▶ [Task to complete]: The exercise asks you to copy every line below in which "greatly" appears.
▬▬▬▬▬▬
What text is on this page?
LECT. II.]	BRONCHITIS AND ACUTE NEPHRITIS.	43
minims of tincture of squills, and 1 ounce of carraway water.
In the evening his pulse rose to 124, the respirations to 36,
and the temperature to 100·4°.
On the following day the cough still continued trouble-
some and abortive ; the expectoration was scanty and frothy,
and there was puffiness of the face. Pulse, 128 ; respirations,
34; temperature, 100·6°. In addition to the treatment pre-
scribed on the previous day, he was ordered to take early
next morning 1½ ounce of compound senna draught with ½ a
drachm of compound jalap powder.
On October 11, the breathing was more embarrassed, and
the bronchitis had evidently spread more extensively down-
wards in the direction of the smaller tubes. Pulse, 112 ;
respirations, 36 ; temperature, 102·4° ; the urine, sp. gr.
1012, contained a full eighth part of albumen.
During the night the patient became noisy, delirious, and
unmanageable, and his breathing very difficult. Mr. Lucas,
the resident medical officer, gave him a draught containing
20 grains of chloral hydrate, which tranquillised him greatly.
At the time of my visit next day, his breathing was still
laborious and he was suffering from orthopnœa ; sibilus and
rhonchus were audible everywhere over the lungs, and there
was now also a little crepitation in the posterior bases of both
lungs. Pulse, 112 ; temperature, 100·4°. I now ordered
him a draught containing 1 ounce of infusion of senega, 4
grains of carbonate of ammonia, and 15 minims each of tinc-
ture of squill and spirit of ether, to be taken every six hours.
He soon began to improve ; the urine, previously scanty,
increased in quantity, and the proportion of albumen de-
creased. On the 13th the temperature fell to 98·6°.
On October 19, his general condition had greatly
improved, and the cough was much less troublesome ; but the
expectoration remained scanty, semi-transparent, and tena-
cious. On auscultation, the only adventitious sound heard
▬▬▬▬▬▬
▶ [Task response]:
20 grains of chloral hydrate, which tranquillised him greatly.
On October 19, his general condition had greatly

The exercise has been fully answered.